The answer must be every line of the records in which the string "Aconitate" appears.

=== Section Start ===

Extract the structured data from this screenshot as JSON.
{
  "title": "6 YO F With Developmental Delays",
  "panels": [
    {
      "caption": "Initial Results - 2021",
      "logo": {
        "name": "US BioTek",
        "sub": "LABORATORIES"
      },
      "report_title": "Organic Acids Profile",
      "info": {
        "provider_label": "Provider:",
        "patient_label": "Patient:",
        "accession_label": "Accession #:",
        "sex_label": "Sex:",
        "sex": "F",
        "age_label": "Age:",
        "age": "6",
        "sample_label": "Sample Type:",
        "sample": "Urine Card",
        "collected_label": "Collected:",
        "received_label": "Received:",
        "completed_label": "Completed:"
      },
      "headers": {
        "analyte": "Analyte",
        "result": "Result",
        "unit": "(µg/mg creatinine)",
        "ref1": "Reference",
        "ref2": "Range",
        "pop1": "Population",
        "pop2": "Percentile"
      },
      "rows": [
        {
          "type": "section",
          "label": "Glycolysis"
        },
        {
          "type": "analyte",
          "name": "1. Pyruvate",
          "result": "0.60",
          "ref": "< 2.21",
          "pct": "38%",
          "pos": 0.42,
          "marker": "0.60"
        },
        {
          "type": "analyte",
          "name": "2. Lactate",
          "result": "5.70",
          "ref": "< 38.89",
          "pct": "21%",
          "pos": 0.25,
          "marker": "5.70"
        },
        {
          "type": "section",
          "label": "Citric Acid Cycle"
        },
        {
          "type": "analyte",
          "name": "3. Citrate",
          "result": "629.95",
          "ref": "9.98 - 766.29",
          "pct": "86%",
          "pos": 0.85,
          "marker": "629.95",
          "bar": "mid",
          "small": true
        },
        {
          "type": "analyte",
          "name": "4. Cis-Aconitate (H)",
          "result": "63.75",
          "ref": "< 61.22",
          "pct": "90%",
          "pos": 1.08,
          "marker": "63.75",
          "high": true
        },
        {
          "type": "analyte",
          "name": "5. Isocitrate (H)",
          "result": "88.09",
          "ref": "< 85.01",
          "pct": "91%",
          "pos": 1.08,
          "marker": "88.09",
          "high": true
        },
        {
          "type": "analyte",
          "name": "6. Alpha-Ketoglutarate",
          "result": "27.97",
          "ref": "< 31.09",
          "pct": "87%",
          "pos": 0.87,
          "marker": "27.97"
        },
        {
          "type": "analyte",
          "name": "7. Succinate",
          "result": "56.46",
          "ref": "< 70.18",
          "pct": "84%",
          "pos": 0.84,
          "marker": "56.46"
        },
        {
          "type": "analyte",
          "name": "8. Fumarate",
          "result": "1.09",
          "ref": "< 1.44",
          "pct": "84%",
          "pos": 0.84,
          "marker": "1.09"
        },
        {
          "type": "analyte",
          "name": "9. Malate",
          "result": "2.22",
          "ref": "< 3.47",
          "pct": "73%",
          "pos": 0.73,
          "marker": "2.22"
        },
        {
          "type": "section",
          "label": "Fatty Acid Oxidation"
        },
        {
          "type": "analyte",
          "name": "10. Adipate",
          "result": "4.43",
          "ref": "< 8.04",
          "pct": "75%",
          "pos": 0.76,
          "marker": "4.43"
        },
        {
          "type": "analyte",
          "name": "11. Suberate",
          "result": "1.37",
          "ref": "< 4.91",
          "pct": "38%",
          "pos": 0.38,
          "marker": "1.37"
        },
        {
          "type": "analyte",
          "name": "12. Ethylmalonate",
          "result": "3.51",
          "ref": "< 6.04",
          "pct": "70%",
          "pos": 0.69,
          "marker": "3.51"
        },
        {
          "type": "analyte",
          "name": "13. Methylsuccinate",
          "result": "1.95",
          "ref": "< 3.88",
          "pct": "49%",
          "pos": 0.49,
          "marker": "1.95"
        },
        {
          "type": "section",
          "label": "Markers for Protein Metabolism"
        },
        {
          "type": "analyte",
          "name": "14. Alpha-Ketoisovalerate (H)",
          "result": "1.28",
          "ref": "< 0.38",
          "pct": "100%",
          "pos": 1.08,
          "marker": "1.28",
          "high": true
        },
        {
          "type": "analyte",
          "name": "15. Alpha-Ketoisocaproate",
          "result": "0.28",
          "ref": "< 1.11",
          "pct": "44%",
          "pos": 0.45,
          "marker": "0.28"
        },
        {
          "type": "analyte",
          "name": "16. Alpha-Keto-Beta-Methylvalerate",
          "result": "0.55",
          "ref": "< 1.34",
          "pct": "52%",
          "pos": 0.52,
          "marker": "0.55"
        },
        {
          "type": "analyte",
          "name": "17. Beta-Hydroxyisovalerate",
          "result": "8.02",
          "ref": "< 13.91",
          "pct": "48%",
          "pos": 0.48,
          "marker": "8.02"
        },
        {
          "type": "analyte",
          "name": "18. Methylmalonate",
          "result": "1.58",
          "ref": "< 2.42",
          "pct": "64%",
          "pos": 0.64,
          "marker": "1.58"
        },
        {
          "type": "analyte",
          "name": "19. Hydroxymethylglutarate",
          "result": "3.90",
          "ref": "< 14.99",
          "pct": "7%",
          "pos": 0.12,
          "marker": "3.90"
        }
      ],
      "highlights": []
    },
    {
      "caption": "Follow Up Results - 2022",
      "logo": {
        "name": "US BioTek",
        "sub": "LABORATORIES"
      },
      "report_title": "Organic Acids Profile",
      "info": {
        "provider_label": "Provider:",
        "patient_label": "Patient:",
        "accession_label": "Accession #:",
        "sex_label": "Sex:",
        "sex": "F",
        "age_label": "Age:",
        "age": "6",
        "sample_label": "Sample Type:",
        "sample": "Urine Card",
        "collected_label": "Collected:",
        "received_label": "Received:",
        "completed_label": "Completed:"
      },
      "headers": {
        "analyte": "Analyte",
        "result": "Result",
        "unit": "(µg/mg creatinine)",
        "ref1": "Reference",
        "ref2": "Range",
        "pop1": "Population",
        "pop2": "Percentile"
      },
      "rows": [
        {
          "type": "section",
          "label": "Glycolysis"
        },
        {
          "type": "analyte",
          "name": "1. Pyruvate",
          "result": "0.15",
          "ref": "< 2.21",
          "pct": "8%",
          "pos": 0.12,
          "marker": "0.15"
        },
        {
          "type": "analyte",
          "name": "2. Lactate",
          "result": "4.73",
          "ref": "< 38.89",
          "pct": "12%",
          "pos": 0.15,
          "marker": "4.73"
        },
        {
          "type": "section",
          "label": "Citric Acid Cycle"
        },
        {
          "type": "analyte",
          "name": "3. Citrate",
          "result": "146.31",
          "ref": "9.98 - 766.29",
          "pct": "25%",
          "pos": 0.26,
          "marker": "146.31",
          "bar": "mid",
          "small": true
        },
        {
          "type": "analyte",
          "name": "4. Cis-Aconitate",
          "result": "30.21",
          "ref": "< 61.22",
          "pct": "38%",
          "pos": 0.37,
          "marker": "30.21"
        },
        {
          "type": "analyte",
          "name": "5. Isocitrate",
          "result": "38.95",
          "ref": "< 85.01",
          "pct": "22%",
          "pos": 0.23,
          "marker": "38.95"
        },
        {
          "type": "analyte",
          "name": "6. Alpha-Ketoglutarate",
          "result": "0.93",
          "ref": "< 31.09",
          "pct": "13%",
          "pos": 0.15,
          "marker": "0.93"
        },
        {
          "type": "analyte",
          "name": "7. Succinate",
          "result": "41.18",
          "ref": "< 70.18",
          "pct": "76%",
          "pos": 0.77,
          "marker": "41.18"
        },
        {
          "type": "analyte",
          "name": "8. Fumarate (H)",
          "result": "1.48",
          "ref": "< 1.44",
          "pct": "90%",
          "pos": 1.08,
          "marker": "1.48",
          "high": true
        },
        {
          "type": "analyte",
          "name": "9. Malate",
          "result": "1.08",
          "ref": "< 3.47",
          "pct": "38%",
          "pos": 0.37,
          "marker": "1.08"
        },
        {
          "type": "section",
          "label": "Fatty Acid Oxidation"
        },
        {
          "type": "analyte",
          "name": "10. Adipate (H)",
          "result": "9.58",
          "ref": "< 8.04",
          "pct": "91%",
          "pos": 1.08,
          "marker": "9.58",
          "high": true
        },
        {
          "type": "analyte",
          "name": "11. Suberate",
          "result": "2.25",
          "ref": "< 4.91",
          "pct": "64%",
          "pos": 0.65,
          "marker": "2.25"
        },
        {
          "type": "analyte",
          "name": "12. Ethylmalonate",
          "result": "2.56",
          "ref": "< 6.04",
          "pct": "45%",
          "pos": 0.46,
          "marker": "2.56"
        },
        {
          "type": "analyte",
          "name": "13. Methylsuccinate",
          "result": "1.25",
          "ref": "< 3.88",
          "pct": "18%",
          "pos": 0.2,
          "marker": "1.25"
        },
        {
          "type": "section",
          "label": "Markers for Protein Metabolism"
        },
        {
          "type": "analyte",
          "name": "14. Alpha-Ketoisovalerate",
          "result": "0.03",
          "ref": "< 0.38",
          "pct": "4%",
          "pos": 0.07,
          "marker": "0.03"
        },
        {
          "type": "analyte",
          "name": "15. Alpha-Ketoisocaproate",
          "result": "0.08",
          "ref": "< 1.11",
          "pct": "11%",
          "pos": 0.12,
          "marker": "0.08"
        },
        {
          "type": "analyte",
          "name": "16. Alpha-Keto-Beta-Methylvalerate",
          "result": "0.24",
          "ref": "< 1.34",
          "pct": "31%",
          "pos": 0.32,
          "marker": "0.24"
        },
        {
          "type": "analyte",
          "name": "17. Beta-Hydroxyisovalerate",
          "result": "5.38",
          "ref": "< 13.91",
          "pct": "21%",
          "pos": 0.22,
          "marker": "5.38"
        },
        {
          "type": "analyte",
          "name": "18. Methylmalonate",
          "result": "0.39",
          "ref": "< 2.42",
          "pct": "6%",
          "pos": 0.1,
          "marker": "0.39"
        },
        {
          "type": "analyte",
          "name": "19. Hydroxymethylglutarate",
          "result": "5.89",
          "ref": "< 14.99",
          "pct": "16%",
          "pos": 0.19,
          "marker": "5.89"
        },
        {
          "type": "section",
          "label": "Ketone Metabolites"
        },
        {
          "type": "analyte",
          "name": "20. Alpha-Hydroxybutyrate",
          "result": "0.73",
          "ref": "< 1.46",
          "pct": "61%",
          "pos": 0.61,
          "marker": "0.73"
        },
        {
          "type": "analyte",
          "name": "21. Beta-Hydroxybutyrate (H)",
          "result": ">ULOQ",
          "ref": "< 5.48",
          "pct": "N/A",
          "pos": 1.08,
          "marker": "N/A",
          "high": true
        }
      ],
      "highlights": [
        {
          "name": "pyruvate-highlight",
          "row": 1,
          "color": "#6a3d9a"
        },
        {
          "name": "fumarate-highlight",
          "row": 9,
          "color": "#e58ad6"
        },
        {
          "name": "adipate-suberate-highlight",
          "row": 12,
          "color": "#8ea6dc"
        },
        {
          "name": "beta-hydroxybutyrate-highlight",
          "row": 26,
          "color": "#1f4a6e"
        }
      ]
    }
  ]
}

=== Section End ===

Solution for this exercise →
          "name": "4. Cis-Aconitate (H)",
          "name": "4. Cis-Aconitate",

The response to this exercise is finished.